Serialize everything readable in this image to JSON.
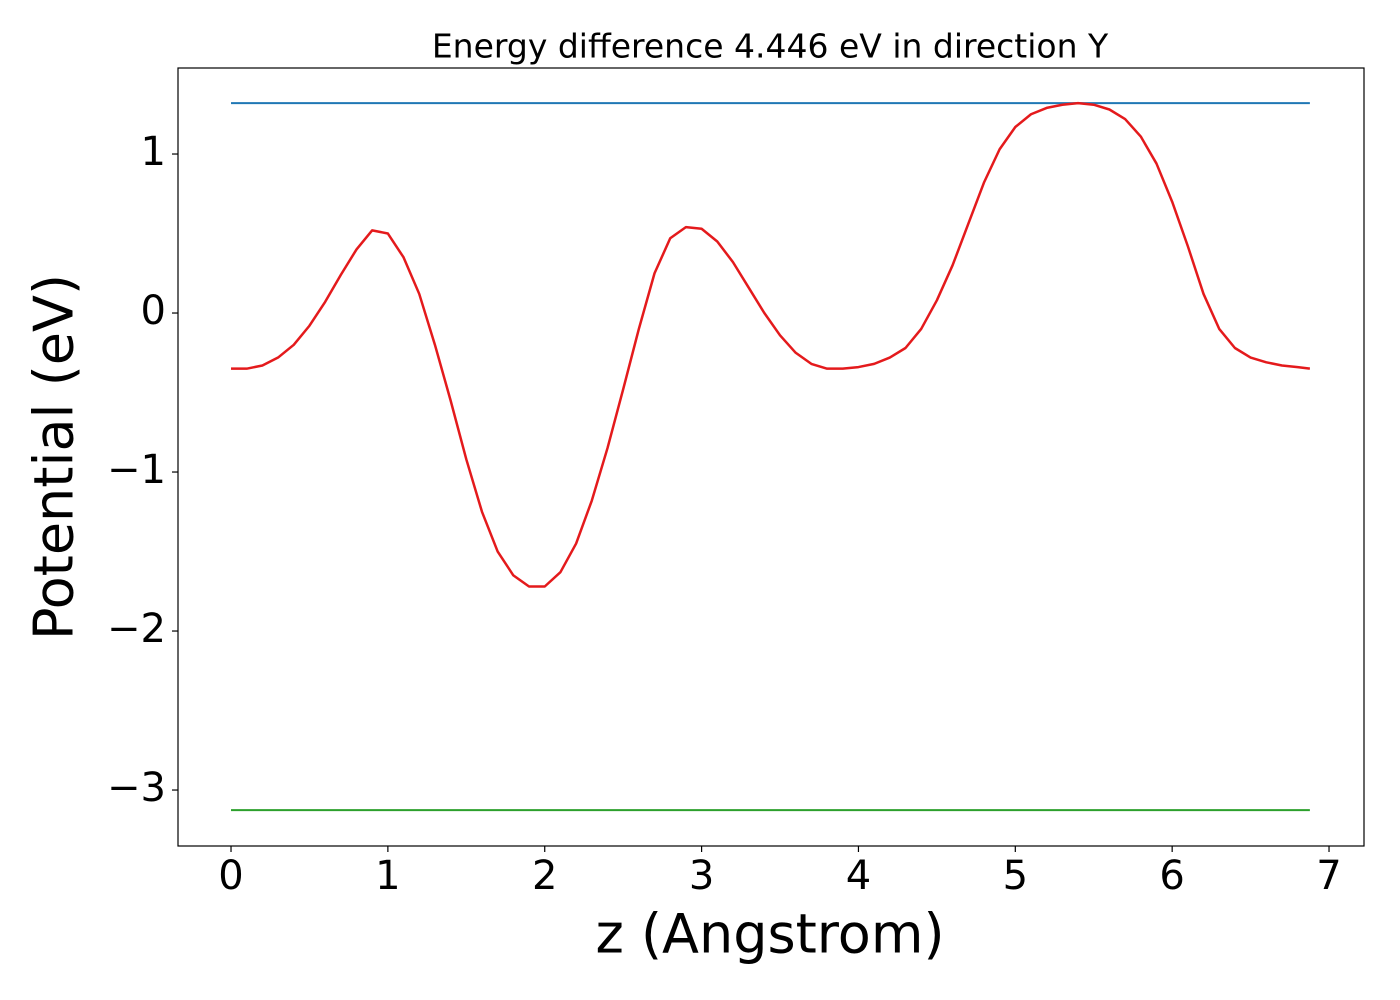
{
  "chart_data": {
    "type": "line",
    "title": "Energy difference 4.446 eV in direction Y",
    "xlabel": "z (Angstrom)",
    "ylabel": "Potential (eV)",
    "x": [
      0,
      0.1,
      0.2,
      0.3,
      0.4,
      0.5,
      0.6,
      0.7,
      0.8,
      0.9,
      1.0,
      1.1,
      1.2,
      1.3,
      1.4,
      1.5,
      1.6,
      1.7,
      1.8,
      1.9,
      2.0,
      2.1,
      2.2,
      2.3,
      2.4,
      2.5,
      2.6,
      2.7,
      2.8,
      2.9,
      3.0,
      3.1,
      3.2,
      3.3,
      3.4,
      3.5,
      3.6,
      3.7,
      3.8,
      3.9,
      4.0,
      4.1,
      4.2,
      4.3,
      4.4,
      4.5,
      4.6,
      4.7,
      4.8,
      4.9,
      5.0,
      5.1,
      5.2,
      5.3,
      5.4,
      5.5,
      5.6,
      5.7,
      5.8,
      5.9,
      6.0,
      6.1,
      6.2,
      6.3,
      6.4,
      6.5,
      6.6,
      6.7,
      6.8,
      6.878
    ],
    "series": [
      {
        "color": "#e41a1c",
        "values": [
          -0.35,
          -0.35,
          -0.33,
          -0.28,
          -0.2,
          -0.08,
          0.07,
          0.24,
          0.4,
          0.52,
          0.5,
          0.35,
          0.12,
          -0.2,
          -0.55,
          -0.92,
          -1.25,
          -1.5,
          -1.65,
          -1.72,
          -1.72,
          -1.63,
          -1.45,
          -1.18,
          -0.85,
          -0.48,
          -0.1,
          0.25,
          0.47,
          0.54,
          0.53,
          0.45,
          0.32,
          0.16,
          0.0,
          -0.14,
          -0.25,
          -0.32,
          -0.35,
          -0.35,
          -0.34,
          -0.32,
          -0.28,
          -0.22,
          -0.1,
          0.08,
          0.3,
          0.56,
          0.82,
          1.03,
          1.17,
          1.25,
          1.29,
          1.31,
          1.32,
          1.31,
          1.28,
          1.22,
          1.11,
          0.94,
          0.7,
          0.42,
          0.12,
          -0.1,
          -0.22,
          -0.28,
          -0.31,
          -0.33,
          -0.34,
          -0.35
        ]
      }
    ],
    "hlines": [
      {
        "y": 1.32,
        "color": "#1f77b4"
      },
      {
        "y": -3.126,
        "color": "#2ca02c"
      }
    ],
    "xlim": [
      -0.338,
      7.223
    ],
    "ylim": [
      -3.352,
      1.541
    ],
    "xticks": [
      0,
      1,
      2,
      3,
      4,
      5,
      6,
      7
    ],
    "yticks": [
      {
        "value": -3,
        "label": "−3"
      },
      {
        "value": -2,
        "label": "−2"
      },
      {
        "value": -1,
        "label": "−1"
      },
      0,
      1
    ],
    "grid": false
  }
}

● ● ● ● ●

*Given task*:
Check each line of the records for the word "color" and extract those that contain it.

*Full answer*:
        "color": "#e41a1c",
        "color": "#1f77b4"
        "color": "#2ca02c"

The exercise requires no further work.